For the entries that follow, tally the lines holding the string "name". Give the total and nothing else.
═══
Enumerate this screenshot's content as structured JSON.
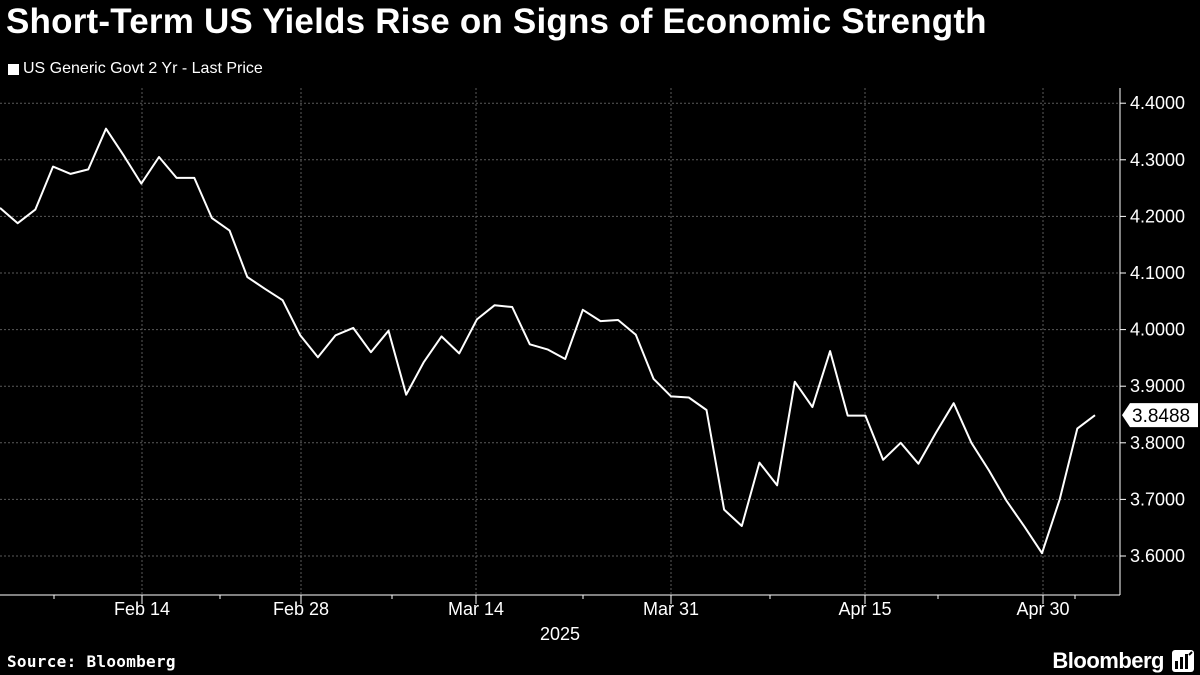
{
  "title": "Short-Term US Yields Rise on Signs of Economic Strength",
  "footer": {
    "source": "Source: Bloomberg",
    "brand": "Bloomberg"
  },
  "colors": {
    "background": "#000000",
    "line": "#ffffff",
    "grid": "#5a5a5a"
  },
  "chart_data": {
    "type": "line",
    "series": [
      {
        "name": "US Generic Govt 2 Yr - Last Price",
        "values": [
          4.215,
          4.188,
          4.212,
          4.288,
          4.275,
          4.283,
          4.355,
          4.308,
          4.258,
          4.305,
          4.268,
          4.268,
          4.197,
          4.175,
          4.093,
          4.072,
          4.052,
          3.99,
          3.951,
          3.99,
          4.003,
          3.96,
          3.998,
          3.885,
          3.943,
          3.988,
          3.958,
          4.018,
          4.043,
          4.04,
          3.974,
          3.965,
          3.948,
          4.035,
          4.015,
          4.017,
          3.991,
          3.913,
          3.882,
          3.88,
          3.858,
          3.682,
          3.653,
          3.765,
          3.725,
          3.908,
          3.863,
          3.962,
          3.848,
          3.848,
          3.77,
          3.8,
          3.763,
          3.818,
          3.87,
          3.8,
          3.751,
          3.697,
          3.652,
          3.605,
          3.7,
          3.825,
          3.8488
        ]
      }
    ],
    "last_value_label": "3.8488",
    "x_ticks": [
      "Feb 14",
      "Feb 28",
      "Mar 14",
      "Mar 31",
      "Apr 15",
      "Apr 30"
    ],
    "x_year_label": "2025",
    "y_ticks": [
      "3.6000",
      "3.7000",
      "3.8000",
      "3.9000",
      "4.0000",
      "4.1000",
      "4.2000",
      "4.3000",
      "4.4000"
    ],
    "y_range": [
      3.55,
      4.42
    ],
    "y_axis_position": "right",
    "grid": true
  }
}
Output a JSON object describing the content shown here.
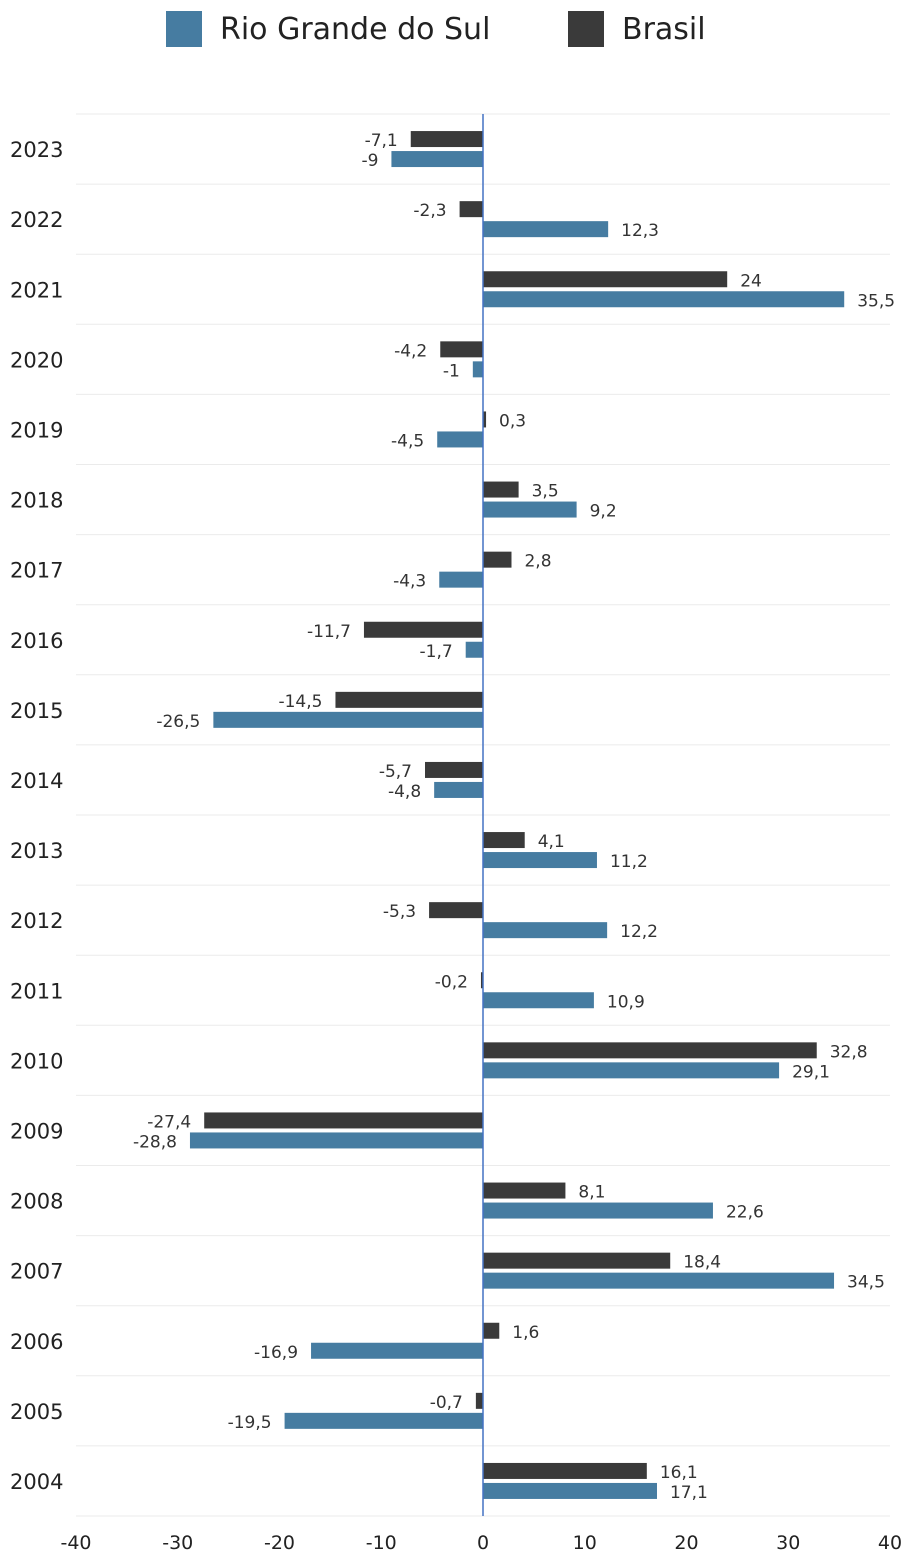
{
  "chart_data": {
    "type": "bar",
    "orientation": "horizontal",
    "categories": [
      "2023",
      "2022",
      "2021",
      "2020",
      "2019",
      "2018",
      "2017",
      "2016",
      "2015",
      "2014",
      "2013",
      "2012",
      "2011",
      "2010",
      "2009",
      "2008",
      "2007",
      "2006",
      "2005",
      "2004"
    ],
    "series": [
      {
        "name": "Brasil",
        "color": "#3a3a3a",
        "values": [
          -7.1,
          -2.3,
          24,
          -4.2,
          0.3,
          3.5,
          2.8,
          -11.7,
          -14.5,
          -5.7,
          4.1,
          -5.3,
          -0.2,
          32.8,
          -27.4,
          8.1,
          18.4,
          1.6,
          -0.7,
          16.1
        ],
        "labels": [
          "-7,1",
          "-2,3",
          "24",
          "-4,2",
          "0,3",
          "3,5",
          "2,8",
          "-11,7",
          "-14,5",
          "-5,7",
          "4,1",
          "-5,3",
          "-0,2",
          "32,8",
          "-27,4",
          "8,1",
          "18,4",
          "1,6",
          "-0,7",
          "16,1"
        ]
      },
      {
        "name": "Rio Grande do Sul",
        "color": "#467ca1",
        "values": [
          -9,
          12.3,
          35.5,
          -1,
          -4.5,
          9.2,
          -4.3,
          -1.7,
          -26.5,
          -4.8,
          11.2,
          12.2,
          10.9,
          29.1,
          -28.8,
          22.6,
          34.5,
          -16.9,
          -19.5,
          17.1
        ],
        "labels": [
          "-9",
          "12,3",
          "35,5",
          "-1",
          "-4,5",
          "9,2",
          "-4,3",
          "-1,7",
          "-26,5",
          "-4,8",
          "11,2",
          "12,2",
          "10,9",
          "29,1",
          "-28,8",
          "22,6",
          "34,5",
          "-16,9",
          "-19,5",
          "17,1"
        ]
      }
    ],
    "xlim": [
      -40,
      40
    ],
    "xticks": [
      -40,
      -30,
      -20,
      -10,
      0,
      10,
      20,
      30,
      40
    ],
    "xtick_labels": [
      "-40",
      "-30",
      "-20",
      "-10",
      "0",
      "10",
      "20",
      "30",
      "40"
    ],
    "legend": {
      "placement": "top",
      "entries": [
        {
          "name": "Rio Grande do Sul",
          "color": "#467ca1"
        },
        {
          "name": "Brasil",
          "color": "#3a3a3a"
        }
      ]
    },
    "grid": true,
    "zero_line_color": "#4472c4"
  }
}
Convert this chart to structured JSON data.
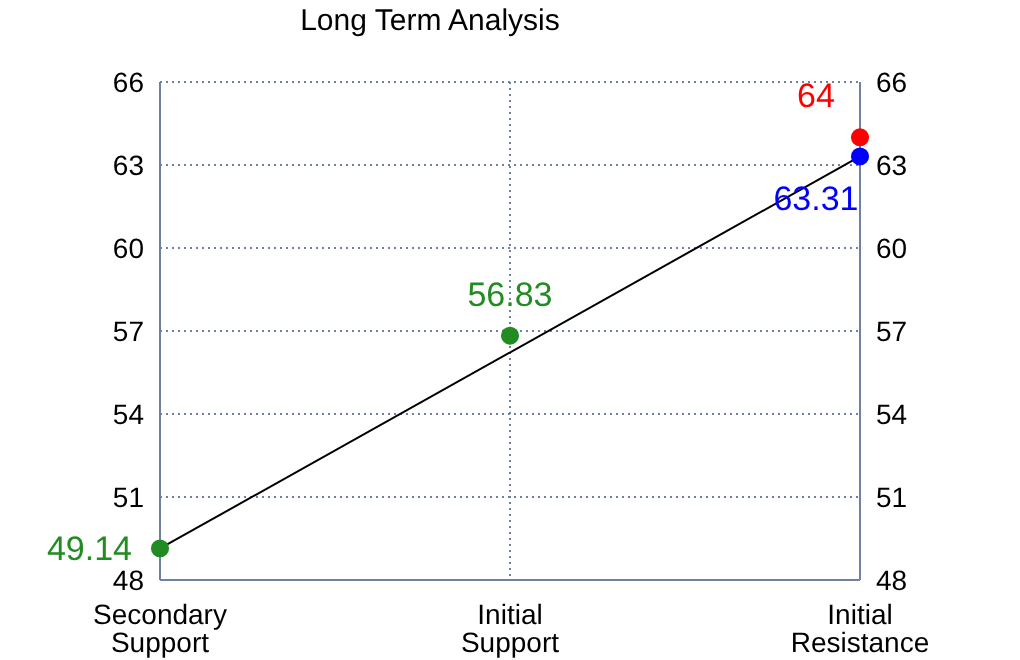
{
  "chart_data": {
    "type": "scatter",
    "title": "Long Term Analysis",
    "categories": [
      "Secondary Support",
      "Initial Support",
      "Initial Resistance"
    ],
    "ylim": [
      48,
      66
    ],
    "yticks": [
      48,
      51,
      54,
      57,
      60,
      63,
      66
    ],
    "y2lim": [
      48,
      66
    ],
    "y2ticks": [
      48,
      51,
      54,
      57,
      60,
      63,
      66
    ],
    "grid": true,
    "marker": "circle",
    "series": [
      {
        "type": "line",
        "color": "#000000",
        "x": [
          "Secondary Support",
          "Initial Resistance"
        ],
        "values": [
          49.14,
          63.31
        ],
        "marker": "none"
      },
      {
        "color": "#228b22",
        "x": [
          "Secondary Support",
          "Initial Support"
        ],
        "values": [
          49.14,
          56.83
        ],
        "value_labels": [
          "49.14",
          "56.83"
        ]
      },
      {
        "color": "#0000ff",
        "x": [
          "Initial Resistance"
        ],
        "values": [
          63.31
        ],
        "value_labels": [
          "63.31"
        ]
      },
      {
        "color": "#ff0000",
        "x": [
          "Initial Resistance"
        ],
        "values": [
          64
        ],
        "value_labels": [
          "64"
        ]
      }
    ]
  }
}
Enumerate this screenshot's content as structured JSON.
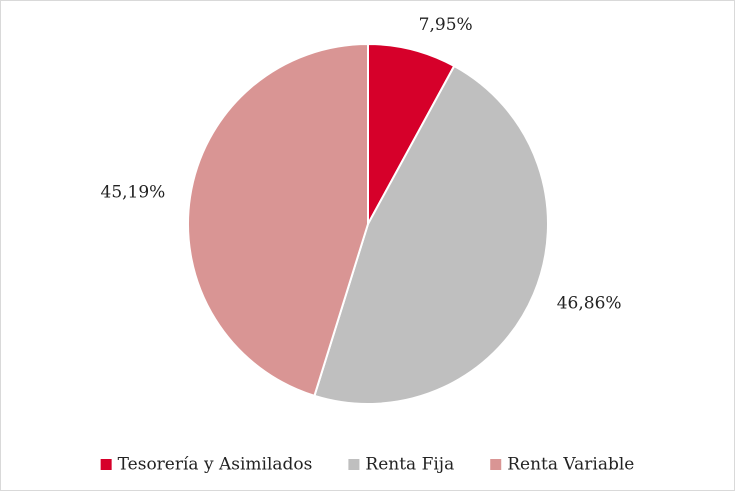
{
  "chart_data": {
    "type": "pie",
    "categories": [
      "Tesorería y Asimilados",
      "Renta Fija",
      "Renta Variable"
    ],
    "values": [
      7.95,
      46.86,
      45.19
    ],
    "value_labels": [
      "7,95%",
      "46,86%",
      "45,19%"
    ],
    "colors": [
      "#d6002a",
      "#bfbfbf",
      "#d99594"
    ],
    "legend": "bottom"
  }
}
═══
◆ **OUTPUT OF THE TASK**
5